* EXERCISE GOAL *
Report all lines from the entries below in which "production" appears.

* Stored items *
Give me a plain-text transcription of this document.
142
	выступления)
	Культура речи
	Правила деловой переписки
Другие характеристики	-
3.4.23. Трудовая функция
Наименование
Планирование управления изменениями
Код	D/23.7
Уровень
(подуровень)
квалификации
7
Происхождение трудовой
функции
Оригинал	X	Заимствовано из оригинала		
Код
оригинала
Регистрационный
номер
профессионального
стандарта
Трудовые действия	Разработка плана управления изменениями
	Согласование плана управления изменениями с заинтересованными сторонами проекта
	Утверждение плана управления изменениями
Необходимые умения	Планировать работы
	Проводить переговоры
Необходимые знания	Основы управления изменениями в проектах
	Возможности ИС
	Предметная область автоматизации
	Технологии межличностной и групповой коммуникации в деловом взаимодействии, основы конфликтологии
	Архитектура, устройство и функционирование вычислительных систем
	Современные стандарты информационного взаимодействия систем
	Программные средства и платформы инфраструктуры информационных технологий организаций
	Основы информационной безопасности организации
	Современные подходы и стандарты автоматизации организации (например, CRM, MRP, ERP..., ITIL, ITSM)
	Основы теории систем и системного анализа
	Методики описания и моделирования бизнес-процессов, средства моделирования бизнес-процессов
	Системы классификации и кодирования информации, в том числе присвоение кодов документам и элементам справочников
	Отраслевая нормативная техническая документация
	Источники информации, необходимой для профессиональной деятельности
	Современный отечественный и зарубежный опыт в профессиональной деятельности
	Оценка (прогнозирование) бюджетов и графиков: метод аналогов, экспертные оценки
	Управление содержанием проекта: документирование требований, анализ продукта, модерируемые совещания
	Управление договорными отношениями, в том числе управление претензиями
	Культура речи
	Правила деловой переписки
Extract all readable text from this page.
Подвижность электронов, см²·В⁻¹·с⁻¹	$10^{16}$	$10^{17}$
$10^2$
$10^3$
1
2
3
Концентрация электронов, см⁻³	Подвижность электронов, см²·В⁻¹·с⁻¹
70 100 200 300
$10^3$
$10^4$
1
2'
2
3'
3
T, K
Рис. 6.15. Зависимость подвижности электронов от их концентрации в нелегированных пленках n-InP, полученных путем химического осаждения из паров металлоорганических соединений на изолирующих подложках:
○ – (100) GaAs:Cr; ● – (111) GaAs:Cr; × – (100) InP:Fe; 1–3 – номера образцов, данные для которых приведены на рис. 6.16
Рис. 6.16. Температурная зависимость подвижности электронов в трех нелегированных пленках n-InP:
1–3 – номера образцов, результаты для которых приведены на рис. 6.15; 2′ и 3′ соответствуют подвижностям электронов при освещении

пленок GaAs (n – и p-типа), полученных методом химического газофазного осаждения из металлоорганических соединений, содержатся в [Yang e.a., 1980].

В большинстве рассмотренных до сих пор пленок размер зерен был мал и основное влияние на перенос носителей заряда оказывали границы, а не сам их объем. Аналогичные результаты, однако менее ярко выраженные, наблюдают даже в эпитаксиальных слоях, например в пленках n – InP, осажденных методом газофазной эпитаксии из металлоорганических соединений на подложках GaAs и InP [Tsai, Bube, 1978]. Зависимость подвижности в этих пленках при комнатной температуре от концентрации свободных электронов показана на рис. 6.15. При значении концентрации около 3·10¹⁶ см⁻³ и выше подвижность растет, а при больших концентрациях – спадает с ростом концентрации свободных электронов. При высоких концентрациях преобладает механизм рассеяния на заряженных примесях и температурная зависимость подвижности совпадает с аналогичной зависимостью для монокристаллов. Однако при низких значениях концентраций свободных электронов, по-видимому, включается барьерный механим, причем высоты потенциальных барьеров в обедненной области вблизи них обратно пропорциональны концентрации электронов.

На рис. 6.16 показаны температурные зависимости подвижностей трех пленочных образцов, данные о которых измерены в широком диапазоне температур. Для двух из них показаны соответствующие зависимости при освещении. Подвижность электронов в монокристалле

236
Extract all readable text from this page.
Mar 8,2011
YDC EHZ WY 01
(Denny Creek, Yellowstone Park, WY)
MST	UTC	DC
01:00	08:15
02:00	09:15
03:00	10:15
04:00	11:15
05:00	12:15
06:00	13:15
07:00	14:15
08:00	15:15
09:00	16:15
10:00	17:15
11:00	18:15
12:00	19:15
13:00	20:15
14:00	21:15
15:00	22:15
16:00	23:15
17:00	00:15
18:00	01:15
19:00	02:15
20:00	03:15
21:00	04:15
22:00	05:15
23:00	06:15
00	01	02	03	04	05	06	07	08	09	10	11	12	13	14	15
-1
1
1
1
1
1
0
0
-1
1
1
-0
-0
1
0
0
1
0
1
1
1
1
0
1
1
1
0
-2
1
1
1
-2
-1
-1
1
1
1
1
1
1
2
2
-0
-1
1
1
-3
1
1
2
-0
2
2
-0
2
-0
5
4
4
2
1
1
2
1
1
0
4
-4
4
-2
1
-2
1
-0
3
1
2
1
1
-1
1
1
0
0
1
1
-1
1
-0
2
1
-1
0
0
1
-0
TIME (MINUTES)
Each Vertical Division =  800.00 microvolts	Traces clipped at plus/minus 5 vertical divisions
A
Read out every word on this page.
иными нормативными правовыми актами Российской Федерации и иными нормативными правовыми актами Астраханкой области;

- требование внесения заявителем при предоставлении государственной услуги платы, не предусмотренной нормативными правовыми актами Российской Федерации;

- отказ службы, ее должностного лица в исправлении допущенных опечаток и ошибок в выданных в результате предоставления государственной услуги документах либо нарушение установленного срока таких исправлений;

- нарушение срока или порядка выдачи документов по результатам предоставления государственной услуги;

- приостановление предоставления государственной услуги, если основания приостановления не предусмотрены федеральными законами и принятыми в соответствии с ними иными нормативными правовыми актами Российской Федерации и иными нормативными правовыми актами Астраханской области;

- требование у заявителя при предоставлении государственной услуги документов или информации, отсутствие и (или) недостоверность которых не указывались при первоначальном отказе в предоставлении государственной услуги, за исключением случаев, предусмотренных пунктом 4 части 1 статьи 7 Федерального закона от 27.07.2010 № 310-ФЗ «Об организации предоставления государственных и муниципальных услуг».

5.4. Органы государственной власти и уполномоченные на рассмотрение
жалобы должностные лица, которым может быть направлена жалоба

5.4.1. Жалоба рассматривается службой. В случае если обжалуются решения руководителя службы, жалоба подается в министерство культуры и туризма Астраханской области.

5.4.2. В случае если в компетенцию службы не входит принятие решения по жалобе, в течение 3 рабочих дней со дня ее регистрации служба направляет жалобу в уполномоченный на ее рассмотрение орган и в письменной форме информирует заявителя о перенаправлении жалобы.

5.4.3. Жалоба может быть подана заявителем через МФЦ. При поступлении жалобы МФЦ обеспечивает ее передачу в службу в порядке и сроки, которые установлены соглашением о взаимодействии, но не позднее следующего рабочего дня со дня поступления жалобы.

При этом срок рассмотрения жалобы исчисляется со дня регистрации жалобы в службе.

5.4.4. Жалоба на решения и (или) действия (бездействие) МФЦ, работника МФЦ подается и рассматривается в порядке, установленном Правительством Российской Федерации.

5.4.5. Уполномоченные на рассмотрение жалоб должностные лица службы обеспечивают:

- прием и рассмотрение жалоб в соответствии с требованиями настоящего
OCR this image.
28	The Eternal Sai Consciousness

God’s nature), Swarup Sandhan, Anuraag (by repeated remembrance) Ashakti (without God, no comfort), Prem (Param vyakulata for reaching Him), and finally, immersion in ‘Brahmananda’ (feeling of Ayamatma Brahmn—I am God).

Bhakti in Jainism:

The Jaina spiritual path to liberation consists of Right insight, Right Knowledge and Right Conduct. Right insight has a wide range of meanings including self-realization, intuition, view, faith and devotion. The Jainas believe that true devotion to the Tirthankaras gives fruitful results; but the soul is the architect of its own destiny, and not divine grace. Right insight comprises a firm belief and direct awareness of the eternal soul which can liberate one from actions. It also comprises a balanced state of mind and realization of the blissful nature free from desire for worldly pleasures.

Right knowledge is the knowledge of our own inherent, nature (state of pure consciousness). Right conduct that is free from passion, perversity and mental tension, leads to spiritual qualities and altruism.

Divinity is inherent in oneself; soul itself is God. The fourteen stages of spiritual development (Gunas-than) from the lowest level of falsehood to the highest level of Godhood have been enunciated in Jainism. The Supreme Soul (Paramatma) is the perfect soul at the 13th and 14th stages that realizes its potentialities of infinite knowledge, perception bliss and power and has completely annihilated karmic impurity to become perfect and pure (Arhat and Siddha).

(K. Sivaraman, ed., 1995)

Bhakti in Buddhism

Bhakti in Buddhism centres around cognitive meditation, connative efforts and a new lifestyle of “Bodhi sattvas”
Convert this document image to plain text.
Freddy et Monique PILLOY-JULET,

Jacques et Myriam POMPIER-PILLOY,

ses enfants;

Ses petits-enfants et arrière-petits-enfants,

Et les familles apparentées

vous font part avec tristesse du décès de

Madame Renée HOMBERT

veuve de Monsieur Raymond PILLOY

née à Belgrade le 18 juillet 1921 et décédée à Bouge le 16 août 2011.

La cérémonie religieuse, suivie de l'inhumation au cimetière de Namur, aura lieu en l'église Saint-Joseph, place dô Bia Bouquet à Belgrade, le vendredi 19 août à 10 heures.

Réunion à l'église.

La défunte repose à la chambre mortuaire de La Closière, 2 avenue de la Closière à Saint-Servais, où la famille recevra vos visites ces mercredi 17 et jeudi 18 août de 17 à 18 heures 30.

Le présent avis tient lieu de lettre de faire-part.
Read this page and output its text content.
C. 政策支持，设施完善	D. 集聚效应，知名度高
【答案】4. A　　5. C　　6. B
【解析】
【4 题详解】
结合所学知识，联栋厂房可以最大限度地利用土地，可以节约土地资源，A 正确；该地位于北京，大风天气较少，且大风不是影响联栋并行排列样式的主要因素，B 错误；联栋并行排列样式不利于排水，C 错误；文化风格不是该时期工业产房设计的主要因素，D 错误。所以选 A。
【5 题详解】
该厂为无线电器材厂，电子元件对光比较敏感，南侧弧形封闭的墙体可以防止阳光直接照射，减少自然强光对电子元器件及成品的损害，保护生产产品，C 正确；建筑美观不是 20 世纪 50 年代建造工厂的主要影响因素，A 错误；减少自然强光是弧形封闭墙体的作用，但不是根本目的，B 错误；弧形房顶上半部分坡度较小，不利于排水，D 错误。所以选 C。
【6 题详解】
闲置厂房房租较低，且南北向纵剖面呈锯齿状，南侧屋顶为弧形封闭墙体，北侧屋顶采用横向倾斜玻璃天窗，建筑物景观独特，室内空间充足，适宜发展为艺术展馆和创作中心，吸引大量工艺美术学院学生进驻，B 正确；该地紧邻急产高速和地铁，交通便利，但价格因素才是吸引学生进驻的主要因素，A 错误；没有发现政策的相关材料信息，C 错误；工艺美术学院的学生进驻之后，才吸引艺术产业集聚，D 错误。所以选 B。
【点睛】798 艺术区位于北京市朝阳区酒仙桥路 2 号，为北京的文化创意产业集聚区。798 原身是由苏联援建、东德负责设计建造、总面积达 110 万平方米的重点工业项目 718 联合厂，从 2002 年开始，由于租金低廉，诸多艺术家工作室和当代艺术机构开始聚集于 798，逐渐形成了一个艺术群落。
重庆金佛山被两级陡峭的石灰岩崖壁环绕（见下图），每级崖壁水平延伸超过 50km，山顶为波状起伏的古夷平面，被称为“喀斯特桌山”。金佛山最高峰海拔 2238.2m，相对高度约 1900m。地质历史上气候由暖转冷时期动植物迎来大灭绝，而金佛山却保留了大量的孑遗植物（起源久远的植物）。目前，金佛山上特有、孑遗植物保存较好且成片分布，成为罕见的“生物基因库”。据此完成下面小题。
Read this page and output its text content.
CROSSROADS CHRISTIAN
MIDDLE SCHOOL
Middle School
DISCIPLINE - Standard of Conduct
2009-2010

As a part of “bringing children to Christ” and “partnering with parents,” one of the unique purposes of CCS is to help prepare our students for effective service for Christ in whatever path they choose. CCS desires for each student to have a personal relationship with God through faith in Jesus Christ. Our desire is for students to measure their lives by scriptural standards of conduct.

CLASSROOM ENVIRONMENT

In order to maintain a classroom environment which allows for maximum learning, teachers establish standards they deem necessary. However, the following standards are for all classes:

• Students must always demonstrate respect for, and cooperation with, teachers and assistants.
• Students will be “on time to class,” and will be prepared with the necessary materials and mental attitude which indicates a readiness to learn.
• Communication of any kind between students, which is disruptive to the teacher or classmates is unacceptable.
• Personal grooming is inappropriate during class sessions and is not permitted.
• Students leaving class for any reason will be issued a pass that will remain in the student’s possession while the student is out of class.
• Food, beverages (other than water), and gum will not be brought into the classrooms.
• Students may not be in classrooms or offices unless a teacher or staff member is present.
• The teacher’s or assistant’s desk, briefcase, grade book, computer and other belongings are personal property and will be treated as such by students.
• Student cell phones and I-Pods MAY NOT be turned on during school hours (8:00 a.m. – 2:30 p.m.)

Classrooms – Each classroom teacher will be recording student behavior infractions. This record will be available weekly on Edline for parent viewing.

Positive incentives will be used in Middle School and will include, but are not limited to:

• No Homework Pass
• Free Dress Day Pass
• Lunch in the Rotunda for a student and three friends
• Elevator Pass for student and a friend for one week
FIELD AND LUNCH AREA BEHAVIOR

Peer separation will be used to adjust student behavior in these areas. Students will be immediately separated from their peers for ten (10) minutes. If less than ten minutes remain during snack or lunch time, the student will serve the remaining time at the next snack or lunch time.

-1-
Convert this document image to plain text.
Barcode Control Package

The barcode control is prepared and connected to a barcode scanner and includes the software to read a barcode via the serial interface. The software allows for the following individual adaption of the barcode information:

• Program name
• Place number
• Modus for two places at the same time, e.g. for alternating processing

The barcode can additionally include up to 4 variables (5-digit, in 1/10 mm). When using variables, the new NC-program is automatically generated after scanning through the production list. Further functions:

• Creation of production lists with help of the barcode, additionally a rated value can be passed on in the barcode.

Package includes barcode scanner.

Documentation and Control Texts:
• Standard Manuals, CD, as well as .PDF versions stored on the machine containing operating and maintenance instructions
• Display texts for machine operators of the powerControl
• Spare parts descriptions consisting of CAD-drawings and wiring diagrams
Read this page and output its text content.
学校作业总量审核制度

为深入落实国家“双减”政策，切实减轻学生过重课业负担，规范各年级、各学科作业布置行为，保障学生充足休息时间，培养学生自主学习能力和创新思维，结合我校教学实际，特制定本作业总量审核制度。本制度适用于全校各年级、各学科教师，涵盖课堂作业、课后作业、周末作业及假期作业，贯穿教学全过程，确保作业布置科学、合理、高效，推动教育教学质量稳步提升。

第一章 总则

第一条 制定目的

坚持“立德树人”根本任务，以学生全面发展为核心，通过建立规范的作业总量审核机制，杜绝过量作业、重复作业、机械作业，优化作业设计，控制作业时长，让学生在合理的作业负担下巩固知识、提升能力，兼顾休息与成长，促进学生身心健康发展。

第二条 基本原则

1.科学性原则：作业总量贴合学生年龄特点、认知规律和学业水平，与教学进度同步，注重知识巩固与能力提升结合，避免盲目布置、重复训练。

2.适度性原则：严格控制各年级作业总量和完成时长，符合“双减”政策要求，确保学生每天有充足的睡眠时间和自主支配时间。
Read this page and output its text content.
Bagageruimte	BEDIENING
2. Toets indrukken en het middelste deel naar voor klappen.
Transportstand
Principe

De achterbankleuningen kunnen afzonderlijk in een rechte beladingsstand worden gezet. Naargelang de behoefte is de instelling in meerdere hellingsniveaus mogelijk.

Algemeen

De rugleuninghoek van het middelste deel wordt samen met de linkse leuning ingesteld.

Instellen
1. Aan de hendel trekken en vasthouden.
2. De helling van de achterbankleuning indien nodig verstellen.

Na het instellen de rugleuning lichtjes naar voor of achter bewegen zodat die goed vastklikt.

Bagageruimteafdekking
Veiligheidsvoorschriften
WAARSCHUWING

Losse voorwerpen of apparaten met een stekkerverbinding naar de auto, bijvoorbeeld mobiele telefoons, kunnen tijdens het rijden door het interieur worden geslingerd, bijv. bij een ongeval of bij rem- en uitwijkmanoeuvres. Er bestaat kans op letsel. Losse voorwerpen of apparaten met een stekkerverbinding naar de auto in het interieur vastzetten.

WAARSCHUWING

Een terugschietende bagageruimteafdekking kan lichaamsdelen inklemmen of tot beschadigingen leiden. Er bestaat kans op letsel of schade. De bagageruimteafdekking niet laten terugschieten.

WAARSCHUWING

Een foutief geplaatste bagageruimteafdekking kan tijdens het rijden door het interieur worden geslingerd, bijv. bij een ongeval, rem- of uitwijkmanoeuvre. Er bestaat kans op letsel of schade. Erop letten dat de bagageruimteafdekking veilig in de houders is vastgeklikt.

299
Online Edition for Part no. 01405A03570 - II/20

* CORRECT OUTPUT *
The barcode can additionally include up to 4 variables (5-digit, in 1/10 mm). When using variables, the new NC-program is automatically generated after scanning through the production list. Further functions:
• Creation of production lists with help of the barcode, additionally a rated value can be passed on in the barcode.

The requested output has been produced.